What is being asked >> Tally the lines containing the word "title", and report the tally alone.

### Input rows

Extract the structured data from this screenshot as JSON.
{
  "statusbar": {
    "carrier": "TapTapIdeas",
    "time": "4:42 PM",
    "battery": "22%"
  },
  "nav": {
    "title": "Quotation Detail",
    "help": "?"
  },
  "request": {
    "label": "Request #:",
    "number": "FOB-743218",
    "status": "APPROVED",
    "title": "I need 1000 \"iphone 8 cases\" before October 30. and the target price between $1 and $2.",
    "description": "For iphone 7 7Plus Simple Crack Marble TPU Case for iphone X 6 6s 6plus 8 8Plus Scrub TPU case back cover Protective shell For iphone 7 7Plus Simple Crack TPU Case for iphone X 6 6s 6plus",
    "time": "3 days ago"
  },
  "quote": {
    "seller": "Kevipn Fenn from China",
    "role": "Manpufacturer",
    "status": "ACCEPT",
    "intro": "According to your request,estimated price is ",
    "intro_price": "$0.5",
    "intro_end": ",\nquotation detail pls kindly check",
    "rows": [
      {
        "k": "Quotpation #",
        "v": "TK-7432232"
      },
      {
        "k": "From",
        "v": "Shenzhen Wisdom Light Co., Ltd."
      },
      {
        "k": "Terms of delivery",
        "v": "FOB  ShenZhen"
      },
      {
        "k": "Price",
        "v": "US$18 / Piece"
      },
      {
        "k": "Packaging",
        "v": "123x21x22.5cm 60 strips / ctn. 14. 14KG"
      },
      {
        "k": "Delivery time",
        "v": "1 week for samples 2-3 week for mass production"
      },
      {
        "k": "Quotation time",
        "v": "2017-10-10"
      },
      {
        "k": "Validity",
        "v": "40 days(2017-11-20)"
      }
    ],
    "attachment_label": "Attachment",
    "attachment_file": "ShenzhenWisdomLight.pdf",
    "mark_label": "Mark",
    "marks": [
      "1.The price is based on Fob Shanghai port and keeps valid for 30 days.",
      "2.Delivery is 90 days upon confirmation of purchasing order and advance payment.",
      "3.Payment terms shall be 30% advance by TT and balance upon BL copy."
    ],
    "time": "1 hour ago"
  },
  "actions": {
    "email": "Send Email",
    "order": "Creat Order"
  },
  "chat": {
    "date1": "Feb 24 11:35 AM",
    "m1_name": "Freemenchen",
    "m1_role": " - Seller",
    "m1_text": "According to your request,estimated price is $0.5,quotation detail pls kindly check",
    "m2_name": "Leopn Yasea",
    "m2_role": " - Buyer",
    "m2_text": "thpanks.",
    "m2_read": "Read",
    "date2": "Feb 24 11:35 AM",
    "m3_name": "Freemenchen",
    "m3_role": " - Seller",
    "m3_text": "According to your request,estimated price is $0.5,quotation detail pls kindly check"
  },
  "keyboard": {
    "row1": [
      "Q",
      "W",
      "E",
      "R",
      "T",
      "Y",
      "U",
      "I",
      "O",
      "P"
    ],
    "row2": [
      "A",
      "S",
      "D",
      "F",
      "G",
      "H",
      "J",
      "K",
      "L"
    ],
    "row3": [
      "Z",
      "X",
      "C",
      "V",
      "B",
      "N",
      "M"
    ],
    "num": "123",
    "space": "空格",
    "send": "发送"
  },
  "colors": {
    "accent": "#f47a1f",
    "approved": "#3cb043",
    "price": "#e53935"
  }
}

######

Task solution >> 2